> [Complete the following]:
1: Render this sentence from the superintendent evaluation into Spanish: "The expertise of teachers was cast by the wayside for weeks at a time."
2: Write a continuation of the superintendent evaluation, picking up right after its final sentence.
[BEGIN Document excerpt]
This standard calls for “effective and rigorous standard-based units,”
“well-structured lessons,” and “measurable outcomes” which the superintendent
is to “ensure” all staff design. There is no evidence given by Superintendent
Binienda in her self-evaluation of this indicator. To the contrary, this past
spring vague school-wide or multi-grade lessons were required of schools which
were not well-structured and were neither effective nor rigorous, despite the
ineffectiveness of this being repeatedly noted by students, parents, teachers,
and the Worcester School Committee. The expertise of teachers was cast by the
wayside for weeks at a time.
The narrow district focus on programs like the Advanced Placement and dual
enrollment programs pull attention away from the high expectations and
engagement of all students required in the second indicator,
accommodating students’ “diverse learning styles, needs, interests, and levels
of readiness.” It is not clear that such diversity is recognized within the
work of the administration, let alone supported effectively in the classroom.
One of the more troubling aspects of the self-evaluation is the lack of data
backing assertions; there has, as well, been ongoing concerns raised by the
community over lack of data access. How “multiple sources of evidence” are
being used to improve “organizational performance, educator effectiveness, and
student learning” is not in evidence in Superintendent Binienda’s
self-evaluation, and it is a weakness in the presentations of this
administration. Lists of things that happened are cited as if these are data;
the impact of what was done on student learning is lacking. Organization
performance, within this standard, is particularly of grave concern.
Multiple measures of student growth have not been shared with the committee;
impact on student learning is thus extraordinarily difficult for the School
Committee to assess. It is not clear that multiple measures are used for
decision making; they are not cited when speaking with the Committee.
There are many improvements to be made in instructional leadership. Effective
administration of the district is badly needed.
Standard II: Management and
Operations
Unsatisfactory
Management
and Operations is the systems function of the organization of the district,
“ensuring a safe, efficient, and effective learning environment, using
resources to implement appropriate curriculum, staffing, and scheduling.” Superintendent
Binienda’s performance is unsatisfactory.
The ”effective plans, procedures, routines, and operational systems” called for
in the first indicator fall prey to the scattered instructional leadership
described above. Focus and delegation are absolutely necessary in any school
district, but most especially one of Worcester’s size. Instead, there is no
ability to prioritize; central administration is “in the weeds” all the time. The
inexperience of many in central administration further compounds this lack of
prioritization and delegation. Objections raised by employees do not follow the
line of authority, but go directly to the superintendent.
There is no systems thinking by the Superintendent in managing the district;
everything is an individual problem to be solved, rather than viewed as part of
a larger whole to which solutions can be created at a district and school
level. This again is not a strength, but a weakness.
[END Document excerpt]
[BEGIN Material supplied]
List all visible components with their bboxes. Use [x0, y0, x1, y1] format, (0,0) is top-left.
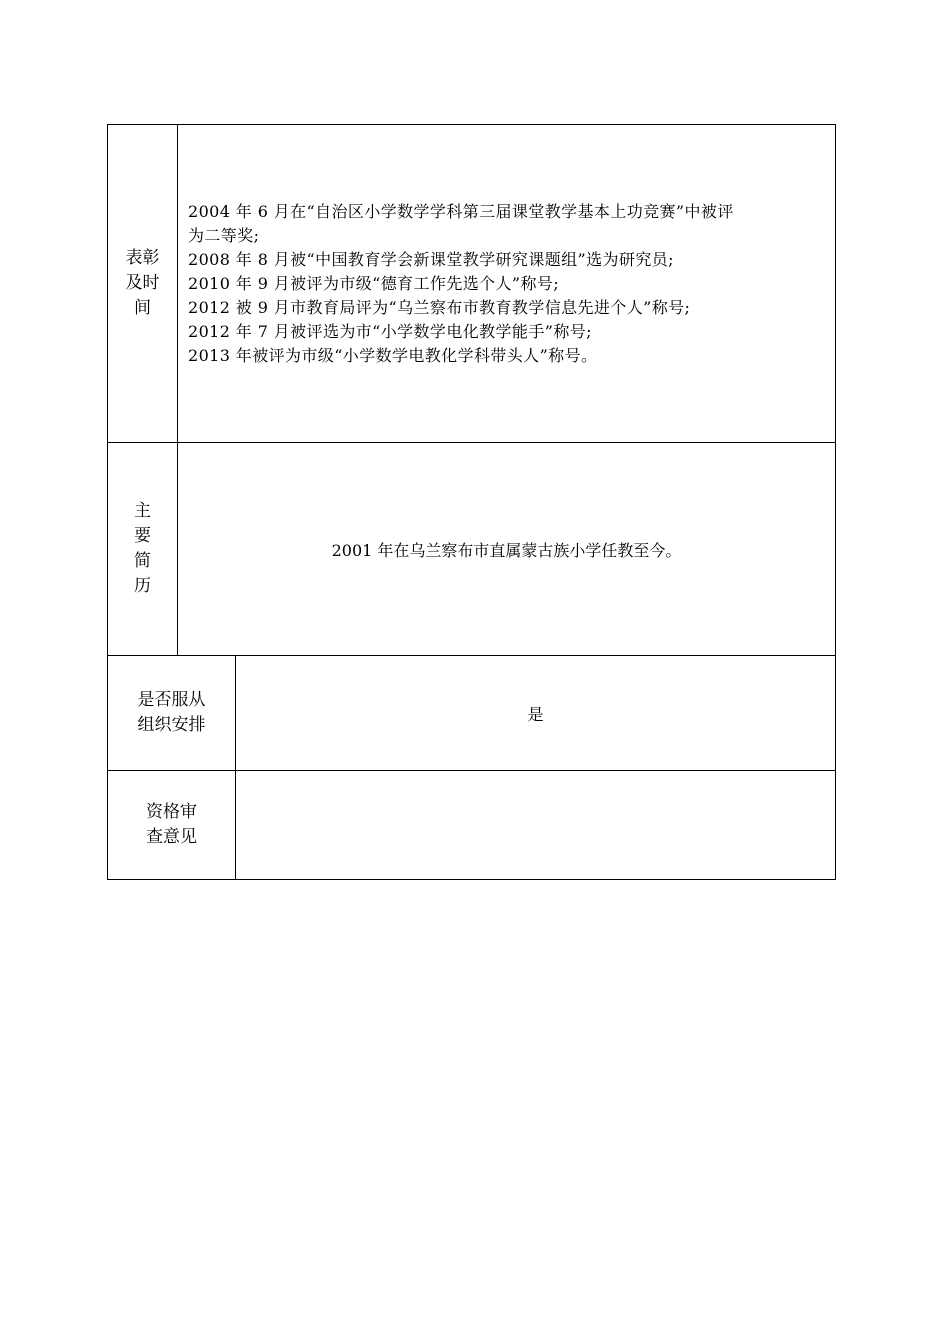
resume-label: 主 要 简 历	[108, 443, 178, 656]
awards-content	[178, 125, 836, 443]
award-line: 为二等奖;	[188, 225, 260, 245]
resume-row	[108, 443, 836, 656]
qualification-review-value[interactable]	[236, 771, 836, 880]
qualification-review-row	[108, 771, 836, 880]
award-line: 2012 年 7 月被评选为市“小学数学电化教学能手”称号;	[188, 321, 592, 341]
award-line: 2004 年 6 月在“自治区小学数学学科第三届课堂教学基本上功竞赛”中被评	[188, 201, 734, 221]
awards-row	[108, 125, 836, 443]
awards-label: 表彰 及时 间	[108, 125, 178, 443]
award-line: 2008 年 8 月被“中国教育学会新课堂教学研究课题组”选为研究员;	[188, 249, 674, 269]
qualification-review-label: 资格审 查意见	[108, 771, 236, 880]
obey-arrangement-label: 是否服从 组织安排	[108, 656, 236, 771]
award-line: 2013 年被评为市级“小学数学电教化学科带头人”称号。	[188, 345, 598, 365]
application-form-table	[107, 124, 836, 880]
obey-arrangement-value[interactable]: 是	[236, 656, 836, 771]
award-line: 2010 年 9 月被评为市级“德育工作先选个人”称号;	[188, 273, 560, 293]
obey-arrangement-row	[108, 656, 836, 771]
award-line: 2012 被 9 月市教育局评为“乌兰察布市教育教学信息先进个人”称号;	[188, 297, 691, 317]
resume-content: 2001 年在乌兰察布市直属蒙古族小学任教至今。	[178, 443, 836, 656]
[END Material supplied]
> [Results for the exercise]:
1: La experiencia de los docentes quedó relegada durante semanas enteras.

2:
A single individual hiring and a small program are the evidence given by
Superintendent Binienda for the second indicator, tying strongly into third
district improvement goal, of creating systems for “recruiting, hiring,
induct[ing], and develop[ing]” educators; the systems thinking needed to ask
how we recruit and what our hiring process is, what our district culture is and
where it is going, does not exist. Processes are what make change in
hiring; shifts in culture are what change retention. Small numbers of
people whose degrees have been supported is not enough. Even the framing of the
response to this indicator itself demonstrates the weakness in administration
in management. This must improve.
The use of data has been diminished under currently leadership, as is apparent
even from the organizational chart. Community calls for clarity and transparency
in data, most particularly around student discipline, have been rebuffed. As
evidenced both by the professional practice goal and by the second district
improvement goal, the district’s use of data, as evidenced by the presentations
of the Superintendent, is weak, incomplete, or missing.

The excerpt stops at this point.